EXERCISE DIRECTIONS
Take each line containing "grúa" and report it exactly as written.

RECORDS TO PROCESS
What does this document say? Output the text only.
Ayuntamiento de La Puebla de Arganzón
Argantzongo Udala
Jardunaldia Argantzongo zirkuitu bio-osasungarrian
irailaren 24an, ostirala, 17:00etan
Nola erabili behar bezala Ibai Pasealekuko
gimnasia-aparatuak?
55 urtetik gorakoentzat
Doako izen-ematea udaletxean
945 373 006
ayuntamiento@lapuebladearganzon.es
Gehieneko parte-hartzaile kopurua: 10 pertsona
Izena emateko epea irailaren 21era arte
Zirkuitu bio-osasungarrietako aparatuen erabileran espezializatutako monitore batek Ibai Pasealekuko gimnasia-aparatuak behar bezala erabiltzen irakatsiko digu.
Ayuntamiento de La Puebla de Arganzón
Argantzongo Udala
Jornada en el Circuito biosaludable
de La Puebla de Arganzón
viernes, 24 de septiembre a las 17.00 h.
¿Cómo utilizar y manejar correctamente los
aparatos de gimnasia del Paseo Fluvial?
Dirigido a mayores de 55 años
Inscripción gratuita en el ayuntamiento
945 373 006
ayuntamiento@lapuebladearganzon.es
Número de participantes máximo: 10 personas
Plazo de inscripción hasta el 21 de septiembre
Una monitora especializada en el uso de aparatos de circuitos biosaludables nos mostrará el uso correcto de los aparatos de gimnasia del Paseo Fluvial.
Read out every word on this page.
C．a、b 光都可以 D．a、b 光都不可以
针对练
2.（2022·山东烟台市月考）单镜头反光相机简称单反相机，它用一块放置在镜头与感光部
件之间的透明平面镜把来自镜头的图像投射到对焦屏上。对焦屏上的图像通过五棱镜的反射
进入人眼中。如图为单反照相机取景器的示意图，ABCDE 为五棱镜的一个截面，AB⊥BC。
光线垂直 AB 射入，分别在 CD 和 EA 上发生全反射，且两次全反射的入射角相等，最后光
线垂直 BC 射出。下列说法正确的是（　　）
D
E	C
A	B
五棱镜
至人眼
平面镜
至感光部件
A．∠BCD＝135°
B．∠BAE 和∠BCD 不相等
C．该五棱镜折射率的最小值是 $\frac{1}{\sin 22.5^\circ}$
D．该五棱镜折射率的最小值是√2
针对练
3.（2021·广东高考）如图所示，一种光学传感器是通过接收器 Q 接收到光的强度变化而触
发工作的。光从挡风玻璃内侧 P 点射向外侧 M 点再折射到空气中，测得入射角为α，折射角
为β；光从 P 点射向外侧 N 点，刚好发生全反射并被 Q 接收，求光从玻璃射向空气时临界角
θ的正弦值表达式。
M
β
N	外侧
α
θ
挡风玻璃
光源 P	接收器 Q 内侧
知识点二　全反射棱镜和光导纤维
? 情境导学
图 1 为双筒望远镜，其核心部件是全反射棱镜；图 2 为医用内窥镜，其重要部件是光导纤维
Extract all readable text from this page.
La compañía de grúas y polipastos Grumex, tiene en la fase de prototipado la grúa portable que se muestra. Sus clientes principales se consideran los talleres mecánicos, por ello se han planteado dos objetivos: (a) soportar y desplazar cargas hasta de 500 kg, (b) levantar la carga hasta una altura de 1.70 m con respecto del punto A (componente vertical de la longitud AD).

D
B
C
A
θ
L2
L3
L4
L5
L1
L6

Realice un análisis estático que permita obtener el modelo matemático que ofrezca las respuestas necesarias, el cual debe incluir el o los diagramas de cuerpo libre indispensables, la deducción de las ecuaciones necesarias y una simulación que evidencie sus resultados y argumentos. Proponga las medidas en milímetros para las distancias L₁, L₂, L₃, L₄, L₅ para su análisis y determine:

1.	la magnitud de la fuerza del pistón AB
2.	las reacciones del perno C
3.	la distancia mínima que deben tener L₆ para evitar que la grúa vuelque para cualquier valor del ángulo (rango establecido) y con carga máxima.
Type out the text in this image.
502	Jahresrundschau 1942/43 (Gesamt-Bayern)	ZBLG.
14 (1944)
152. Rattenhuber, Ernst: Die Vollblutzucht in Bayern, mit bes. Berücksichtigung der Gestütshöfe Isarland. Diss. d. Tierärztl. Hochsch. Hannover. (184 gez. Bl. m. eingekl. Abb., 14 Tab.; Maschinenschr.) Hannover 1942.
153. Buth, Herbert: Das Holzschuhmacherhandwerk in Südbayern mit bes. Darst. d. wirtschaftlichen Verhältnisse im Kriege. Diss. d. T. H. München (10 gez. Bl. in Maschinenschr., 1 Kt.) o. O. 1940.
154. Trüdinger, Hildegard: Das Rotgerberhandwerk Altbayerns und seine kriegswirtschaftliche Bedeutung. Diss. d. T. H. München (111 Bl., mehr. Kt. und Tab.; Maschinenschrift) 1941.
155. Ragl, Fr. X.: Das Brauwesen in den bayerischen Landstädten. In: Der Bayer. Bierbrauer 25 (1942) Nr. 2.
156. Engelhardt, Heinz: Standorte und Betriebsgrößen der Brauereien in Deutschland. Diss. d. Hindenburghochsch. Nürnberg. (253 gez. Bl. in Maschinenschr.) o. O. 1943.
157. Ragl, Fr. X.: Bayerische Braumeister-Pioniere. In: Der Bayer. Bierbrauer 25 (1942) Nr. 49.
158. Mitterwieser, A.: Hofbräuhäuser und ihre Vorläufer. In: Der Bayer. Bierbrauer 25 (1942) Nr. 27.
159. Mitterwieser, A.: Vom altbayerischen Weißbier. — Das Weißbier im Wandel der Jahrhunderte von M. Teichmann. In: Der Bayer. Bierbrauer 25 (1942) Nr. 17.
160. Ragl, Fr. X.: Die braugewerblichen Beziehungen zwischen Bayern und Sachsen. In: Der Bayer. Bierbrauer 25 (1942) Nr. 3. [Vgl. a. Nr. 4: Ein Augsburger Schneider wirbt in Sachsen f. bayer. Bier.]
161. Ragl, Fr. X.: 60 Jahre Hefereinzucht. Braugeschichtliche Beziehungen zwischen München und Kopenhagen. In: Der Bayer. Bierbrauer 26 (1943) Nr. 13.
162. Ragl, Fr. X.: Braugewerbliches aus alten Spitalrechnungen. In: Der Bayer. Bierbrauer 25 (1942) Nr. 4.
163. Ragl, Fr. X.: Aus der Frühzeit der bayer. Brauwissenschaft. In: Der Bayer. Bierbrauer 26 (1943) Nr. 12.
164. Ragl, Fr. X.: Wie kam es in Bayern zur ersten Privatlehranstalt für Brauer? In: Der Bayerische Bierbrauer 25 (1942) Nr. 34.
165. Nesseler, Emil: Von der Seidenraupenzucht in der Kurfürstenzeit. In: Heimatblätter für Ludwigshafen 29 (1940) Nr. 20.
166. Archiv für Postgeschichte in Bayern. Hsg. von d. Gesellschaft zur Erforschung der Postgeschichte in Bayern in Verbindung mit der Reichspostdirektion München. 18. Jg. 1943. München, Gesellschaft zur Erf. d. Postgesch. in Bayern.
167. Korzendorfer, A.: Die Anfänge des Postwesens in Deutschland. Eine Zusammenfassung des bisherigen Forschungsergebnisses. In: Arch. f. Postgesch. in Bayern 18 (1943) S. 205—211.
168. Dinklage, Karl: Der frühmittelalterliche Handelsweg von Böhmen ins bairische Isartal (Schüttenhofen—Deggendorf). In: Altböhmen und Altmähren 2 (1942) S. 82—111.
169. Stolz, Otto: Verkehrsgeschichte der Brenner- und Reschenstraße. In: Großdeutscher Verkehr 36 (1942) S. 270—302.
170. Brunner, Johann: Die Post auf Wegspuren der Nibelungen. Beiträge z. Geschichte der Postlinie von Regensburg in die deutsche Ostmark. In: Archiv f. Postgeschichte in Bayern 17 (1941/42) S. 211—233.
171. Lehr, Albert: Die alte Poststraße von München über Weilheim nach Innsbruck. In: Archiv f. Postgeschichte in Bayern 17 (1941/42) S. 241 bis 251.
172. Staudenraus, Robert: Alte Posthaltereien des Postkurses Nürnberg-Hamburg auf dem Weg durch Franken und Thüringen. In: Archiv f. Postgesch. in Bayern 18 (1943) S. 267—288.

THE OUTPUT
La compañía de grúas y polipastos Grumex, tiene en la fase de prototipado la grúa portable que se muestra. Sus clientes principales se consideran los talleres mecánicos, por ello se han planteado dos objetivos: (a) soportar y desplazar cargas hasta de 500 kg, (b) levantar la carga hasta una altura de 1.70 m con respecto del punto A (componente vertical de la longitud AD).
3.	la distancia mínima que deben tener L₆ para evitar que la grúa vuelque para cualquier valor del ángulo (rango establecido) y con carga máxima.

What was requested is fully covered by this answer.